→ RECORDED INFORMATION

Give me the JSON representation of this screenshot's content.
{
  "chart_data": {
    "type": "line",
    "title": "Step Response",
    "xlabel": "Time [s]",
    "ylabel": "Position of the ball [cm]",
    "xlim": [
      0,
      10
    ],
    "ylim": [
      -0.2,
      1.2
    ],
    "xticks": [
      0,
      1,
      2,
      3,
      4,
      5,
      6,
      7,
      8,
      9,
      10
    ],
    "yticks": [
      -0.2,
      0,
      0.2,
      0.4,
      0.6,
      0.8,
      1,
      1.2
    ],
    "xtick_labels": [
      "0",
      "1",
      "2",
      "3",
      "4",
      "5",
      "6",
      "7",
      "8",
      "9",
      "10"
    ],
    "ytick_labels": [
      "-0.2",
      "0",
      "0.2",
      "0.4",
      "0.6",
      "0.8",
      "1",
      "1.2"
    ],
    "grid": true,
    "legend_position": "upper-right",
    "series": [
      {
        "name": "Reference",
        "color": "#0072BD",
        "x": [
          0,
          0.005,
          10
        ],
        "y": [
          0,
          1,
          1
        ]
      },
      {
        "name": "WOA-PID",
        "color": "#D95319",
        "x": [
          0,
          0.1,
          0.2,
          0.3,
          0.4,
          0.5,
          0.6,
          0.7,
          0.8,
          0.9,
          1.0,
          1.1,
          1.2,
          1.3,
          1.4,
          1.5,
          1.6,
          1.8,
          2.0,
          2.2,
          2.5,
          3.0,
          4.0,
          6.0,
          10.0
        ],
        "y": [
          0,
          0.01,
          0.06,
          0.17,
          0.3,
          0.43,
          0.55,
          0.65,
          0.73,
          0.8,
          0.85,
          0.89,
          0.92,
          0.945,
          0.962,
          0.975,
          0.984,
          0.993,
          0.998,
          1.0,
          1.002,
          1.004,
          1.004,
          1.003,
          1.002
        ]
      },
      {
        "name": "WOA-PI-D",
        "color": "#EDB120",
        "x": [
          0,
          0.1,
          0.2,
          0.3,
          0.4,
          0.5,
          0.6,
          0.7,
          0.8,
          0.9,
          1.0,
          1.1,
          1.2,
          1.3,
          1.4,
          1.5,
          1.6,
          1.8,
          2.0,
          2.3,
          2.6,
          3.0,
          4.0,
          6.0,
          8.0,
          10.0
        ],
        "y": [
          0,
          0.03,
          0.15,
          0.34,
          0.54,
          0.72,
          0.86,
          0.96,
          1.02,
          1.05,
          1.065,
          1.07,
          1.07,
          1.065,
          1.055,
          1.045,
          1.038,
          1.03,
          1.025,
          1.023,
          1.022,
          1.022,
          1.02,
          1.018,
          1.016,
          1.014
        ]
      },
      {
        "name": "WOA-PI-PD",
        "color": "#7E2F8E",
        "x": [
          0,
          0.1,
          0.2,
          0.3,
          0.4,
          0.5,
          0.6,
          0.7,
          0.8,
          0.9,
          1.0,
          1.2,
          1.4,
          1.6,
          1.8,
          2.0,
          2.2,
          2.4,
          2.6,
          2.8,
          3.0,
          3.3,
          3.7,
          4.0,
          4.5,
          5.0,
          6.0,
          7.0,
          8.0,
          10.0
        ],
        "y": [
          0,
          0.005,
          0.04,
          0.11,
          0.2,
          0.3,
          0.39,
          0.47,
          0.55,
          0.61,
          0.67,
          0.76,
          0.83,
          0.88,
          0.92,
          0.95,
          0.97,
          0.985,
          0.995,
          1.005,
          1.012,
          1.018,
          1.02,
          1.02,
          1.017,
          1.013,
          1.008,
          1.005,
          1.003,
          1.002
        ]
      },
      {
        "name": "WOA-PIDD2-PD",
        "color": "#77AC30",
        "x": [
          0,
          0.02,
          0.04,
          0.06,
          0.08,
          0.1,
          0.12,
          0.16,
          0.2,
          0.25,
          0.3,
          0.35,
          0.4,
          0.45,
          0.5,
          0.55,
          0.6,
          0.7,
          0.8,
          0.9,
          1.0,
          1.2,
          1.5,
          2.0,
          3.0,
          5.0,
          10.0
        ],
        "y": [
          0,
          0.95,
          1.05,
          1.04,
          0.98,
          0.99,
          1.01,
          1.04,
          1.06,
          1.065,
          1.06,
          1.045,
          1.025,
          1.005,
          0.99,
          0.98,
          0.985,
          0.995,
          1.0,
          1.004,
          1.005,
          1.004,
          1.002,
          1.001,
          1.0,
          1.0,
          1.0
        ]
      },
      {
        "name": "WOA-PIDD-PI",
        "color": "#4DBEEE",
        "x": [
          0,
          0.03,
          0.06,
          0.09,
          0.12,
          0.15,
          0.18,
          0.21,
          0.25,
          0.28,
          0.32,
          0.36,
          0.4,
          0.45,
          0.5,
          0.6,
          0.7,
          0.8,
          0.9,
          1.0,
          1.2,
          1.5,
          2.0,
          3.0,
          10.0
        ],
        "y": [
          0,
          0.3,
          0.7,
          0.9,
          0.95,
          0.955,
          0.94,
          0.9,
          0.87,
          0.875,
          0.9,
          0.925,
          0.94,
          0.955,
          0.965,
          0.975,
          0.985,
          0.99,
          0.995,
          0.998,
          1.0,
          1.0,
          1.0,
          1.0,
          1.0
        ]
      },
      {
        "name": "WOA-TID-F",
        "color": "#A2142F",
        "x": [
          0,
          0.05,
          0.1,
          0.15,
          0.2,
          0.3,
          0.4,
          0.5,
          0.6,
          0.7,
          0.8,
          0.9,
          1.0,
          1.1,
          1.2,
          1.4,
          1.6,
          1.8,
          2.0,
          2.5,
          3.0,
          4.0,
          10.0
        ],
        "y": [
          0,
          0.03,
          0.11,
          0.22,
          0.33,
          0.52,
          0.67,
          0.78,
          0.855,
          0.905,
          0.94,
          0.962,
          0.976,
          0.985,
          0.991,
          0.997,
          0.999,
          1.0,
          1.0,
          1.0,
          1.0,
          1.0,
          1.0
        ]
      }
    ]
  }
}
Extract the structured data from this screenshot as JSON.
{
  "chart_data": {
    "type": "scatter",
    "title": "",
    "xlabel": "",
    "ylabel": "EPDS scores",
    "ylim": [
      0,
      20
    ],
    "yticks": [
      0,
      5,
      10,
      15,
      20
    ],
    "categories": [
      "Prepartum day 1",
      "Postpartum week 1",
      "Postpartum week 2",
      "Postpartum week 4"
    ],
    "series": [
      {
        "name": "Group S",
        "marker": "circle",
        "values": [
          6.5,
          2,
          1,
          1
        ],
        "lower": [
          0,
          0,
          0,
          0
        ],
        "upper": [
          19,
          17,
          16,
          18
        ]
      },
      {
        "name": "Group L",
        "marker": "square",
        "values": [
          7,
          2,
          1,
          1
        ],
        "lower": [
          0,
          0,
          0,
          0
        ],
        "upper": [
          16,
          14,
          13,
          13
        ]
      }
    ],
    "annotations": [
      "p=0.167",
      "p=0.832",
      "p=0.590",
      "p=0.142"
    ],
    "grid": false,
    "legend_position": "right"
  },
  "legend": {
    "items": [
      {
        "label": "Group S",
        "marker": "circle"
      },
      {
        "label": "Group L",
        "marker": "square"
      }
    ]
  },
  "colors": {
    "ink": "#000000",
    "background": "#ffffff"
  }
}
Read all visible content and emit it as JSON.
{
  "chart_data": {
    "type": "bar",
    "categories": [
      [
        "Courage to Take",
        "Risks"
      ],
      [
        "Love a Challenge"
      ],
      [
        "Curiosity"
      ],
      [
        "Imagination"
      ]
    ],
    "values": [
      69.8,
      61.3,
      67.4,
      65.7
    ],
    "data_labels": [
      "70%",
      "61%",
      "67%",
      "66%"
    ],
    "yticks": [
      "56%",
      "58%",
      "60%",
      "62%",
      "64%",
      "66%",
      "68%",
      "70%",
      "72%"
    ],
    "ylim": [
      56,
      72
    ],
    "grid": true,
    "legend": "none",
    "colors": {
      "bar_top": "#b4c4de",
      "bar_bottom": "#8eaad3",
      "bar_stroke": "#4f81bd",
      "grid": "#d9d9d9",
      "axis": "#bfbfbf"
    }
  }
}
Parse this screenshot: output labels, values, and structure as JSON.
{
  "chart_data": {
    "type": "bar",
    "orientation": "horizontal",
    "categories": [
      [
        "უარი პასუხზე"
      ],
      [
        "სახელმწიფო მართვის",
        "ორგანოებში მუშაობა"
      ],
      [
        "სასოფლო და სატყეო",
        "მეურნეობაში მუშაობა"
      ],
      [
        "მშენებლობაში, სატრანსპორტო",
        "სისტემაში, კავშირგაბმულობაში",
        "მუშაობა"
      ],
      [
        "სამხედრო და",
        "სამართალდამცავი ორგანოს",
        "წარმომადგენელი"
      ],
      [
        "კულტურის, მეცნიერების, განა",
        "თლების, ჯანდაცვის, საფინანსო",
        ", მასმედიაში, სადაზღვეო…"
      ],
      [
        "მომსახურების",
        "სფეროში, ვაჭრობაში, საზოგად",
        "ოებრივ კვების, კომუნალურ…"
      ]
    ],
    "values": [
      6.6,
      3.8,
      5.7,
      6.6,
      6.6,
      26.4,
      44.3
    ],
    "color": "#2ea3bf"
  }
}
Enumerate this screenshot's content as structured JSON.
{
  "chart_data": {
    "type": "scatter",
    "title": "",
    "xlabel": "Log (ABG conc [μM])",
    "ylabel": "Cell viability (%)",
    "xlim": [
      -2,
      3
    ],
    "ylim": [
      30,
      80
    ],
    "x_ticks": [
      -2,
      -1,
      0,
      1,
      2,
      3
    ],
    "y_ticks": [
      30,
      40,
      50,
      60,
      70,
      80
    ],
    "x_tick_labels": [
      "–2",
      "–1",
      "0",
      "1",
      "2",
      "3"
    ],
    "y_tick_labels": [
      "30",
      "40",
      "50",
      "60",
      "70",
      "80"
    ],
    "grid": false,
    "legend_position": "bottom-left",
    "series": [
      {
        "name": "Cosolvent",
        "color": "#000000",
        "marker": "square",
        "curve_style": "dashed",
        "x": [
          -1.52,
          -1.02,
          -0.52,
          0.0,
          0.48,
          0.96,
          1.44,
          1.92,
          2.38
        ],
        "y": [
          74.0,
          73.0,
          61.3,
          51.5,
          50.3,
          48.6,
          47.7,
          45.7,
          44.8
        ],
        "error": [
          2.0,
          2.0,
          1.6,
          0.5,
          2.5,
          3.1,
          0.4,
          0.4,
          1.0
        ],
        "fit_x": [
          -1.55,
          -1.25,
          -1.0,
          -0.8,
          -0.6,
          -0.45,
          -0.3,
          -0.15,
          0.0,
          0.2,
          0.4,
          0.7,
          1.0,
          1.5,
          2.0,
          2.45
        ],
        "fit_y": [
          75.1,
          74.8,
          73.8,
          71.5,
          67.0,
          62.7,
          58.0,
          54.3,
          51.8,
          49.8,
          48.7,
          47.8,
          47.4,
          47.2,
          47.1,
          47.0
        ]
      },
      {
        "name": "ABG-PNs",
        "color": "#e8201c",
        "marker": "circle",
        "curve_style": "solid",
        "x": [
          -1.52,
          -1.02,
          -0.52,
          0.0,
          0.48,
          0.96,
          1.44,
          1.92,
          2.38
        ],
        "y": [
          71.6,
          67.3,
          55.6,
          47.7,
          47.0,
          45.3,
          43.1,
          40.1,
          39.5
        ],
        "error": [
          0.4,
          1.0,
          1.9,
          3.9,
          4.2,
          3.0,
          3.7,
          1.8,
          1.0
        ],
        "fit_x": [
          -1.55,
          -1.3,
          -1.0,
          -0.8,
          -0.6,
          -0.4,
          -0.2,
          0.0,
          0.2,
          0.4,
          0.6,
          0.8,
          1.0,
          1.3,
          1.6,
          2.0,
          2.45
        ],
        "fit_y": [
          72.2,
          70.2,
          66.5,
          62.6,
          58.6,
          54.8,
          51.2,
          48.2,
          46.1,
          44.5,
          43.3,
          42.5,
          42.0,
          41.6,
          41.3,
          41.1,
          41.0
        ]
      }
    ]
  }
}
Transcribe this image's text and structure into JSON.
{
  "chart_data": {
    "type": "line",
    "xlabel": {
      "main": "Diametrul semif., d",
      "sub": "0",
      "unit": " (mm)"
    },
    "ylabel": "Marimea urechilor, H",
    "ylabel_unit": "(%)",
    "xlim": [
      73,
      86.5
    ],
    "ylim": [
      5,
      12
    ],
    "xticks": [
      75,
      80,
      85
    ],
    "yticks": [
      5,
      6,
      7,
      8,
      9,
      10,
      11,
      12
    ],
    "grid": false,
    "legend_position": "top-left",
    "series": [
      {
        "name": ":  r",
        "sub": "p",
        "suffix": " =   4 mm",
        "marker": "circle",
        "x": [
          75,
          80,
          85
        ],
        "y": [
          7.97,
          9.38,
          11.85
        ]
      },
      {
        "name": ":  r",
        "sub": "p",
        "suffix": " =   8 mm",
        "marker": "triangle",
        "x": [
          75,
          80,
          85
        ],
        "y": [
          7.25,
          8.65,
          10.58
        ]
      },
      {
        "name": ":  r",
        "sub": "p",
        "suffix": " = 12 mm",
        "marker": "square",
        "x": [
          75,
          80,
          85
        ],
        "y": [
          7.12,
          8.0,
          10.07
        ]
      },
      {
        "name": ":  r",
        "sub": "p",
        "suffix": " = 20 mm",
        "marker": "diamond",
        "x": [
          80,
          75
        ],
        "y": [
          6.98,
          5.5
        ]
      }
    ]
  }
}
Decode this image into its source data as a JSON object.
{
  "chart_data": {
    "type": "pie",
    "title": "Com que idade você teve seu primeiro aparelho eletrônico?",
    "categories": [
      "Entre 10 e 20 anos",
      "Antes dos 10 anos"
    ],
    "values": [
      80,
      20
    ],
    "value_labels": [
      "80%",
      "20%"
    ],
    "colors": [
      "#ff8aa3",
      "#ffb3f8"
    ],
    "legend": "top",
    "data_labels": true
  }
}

→ EXERCISE INSTRUCTIONS
Copy every line of the records above that contains "this".

→ TASK ANSWER
Give me the JSON representation of this screenshot's content.
Extract the structured data from this screenshot as JSON.
Parse this screenshot: output labels, values, and structure as JSON.
Enumerate this screenshot's content as structured JSON.
Transcribe this image's text and structure into JSON.
Decode this image into its source data as a JSON object.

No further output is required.